▶ **TASKS TO PERFORM**
A – In the dive cruise review, what price did Blackbeard's website list for each referral dive?
B – List every specific type of dive named in the dive cruise review.

▶ **SOURCE EXCERPT**
==========
Morning Star, Blackbeard’s Cruises, The BahamasOur lines were dropped about 3:15 p.m., and to my delight the crew announced we would make a twilight dive and a night dive before moving to our evening mooring. These guys were serious about getting our dives done, a theme that continued throughout the cruise even in circumstances that could have been used as excuses to skip dives.

After a short review and dive plan, Kyle was led by an instructor down to 40 feet on the twilight dive to run through his skills. His final open-water certification dive was completed on day two, and then we finally could enjoy dives together. Blackbeards website stated $15 for each referral dive, but the instructor charged double. I didnt contest the price since I didnt have the brochure in my hand, so I let the overcharge be part of his tip for the week. Once we were at sea, the crew told me they had no PADI forms or temporary certification cards, and that I would need to work with my dive shop back home. Trouble is, PADIs policy states that the dive operation doing the final certification dive is responsible for signing off the diver and sending in the application. Fortunately, Kyle eventually did receive his permanent PADI card after my dive shop agreed to submit the final paperwork and work it out with PADI. I think Blackbeards needs to get this right.
==========
▶ **INFORMATION GIVEN**
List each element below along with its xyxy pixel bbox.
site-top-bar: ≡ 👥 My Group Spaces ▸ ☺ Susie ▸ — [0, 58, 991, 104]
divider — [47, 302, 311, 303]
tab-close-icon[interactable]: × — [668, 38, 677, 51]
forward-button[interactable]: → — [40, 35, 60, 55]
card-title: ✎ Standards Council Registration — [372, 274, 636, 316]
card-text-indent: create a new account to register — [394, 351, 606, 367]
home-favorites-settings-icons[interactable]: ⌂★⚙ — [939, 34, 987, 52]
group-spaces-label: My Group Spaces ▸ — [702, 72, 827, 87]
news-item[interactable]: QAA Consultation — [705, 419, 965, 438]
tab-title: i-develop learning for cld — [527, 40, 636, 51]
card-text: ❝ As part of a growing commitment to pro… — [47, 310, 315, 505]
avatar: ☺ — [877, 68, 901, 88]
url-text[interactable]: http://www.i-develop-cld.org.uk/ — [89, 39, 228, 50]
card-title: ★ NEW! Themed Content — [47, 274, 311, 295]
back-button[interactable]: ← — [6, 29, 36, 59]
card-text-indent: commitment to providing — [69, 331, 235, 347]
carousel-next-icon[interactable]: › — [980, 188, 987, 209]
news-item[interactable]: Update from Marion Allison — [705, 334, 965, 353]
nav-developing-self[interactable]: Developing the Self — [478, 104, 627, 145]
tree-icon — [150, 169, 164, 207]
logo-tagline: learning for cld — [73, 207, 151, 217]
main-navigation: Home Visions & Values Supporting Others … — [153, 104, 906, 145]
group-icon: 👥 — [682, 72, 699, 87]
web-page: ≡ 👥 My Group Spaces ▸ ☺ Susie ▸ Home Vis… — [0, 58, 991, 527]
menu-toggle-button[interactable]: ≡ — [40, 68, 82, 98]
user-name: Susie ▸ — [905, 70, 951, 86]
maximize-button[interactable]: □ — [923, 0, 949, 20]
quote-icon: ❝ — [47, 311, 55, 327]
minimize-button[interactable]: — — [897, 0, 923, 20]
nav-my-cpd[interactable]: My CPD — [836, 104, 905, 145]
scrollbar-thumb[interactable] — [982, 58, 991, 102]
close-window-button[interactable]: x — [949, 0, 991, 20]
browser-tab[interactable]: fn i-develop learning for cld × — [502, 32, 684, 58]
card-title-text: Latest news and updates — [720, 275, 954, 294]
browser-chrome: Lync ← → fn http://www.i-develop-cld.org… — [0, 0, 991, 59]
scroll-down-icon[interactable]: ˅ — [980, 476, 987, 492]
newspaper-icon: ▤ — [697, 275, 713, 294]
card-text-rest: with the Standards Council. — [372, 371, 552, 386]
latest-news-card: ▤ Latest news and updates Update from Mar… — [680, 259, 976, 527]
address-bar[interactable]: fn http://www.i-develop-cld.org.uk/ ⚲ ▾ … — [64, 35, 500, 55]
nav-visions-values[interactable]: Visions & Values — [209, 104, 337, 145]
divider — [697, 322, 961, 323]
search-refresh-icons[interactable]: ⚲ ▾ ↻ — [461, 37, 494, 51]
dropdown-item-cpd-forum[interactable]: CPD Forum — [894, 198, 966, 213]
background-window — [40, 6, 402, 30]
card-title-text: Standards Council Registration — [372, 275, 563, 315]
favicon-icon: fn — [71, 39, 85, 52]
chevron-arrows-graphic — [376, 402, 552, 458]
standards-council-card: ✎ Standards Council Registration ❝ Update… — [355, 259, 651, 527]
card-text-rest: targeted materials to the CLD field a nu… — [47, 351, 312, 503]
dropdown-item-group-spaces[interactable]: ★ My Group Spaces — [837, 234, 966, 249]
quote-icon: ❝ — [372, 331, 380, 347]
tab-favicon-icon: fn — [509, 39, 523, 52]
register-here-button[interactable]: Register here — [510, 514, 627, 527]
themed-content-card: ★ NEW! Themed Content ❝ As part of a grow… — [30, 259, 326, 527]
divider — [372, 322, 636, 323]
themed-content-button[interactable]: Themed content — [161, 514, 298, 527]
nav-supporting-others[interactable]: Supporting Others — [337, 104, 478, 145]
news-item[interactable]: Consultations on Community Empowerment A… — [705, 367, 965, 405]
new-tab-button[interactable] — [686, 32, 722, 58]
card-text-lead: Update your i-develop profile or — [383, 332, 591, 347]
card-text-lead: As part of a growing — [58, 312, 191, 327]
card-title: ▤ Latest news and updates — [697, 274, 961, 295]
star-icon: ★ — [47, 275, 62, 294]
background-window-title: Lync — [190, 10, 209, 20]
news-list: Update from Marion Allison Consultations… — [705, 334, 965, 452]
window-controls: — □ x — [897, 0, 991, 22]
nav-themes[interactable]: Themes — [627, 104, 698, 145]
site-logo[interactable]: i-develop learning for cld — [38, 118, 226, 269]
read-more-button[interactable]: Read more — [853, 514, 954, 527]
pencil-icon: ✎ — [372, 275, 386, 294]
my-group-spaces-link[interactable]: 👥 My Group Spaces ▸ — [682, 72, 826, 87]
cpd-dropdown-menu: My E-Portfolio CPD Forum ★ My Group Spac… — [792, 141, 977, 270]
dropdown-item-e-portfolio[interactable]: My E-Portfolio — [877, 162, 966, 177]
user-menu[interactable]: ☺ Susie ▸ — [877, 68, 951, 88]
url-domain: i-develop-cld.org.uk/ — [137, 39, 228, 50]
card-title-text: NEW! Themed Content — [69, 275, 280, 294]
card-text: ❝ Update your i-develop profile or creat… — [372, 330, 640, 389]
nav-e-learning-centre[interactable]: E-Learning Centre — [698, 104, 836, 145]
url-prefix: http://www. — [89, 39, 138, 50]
==========
▶ **ANSWERS FOR THIS EXERCISE**
A – $15 for each referral dive.

B –
- Twilight dive
- Night dive
- Final open-water certification dive
- Referral dive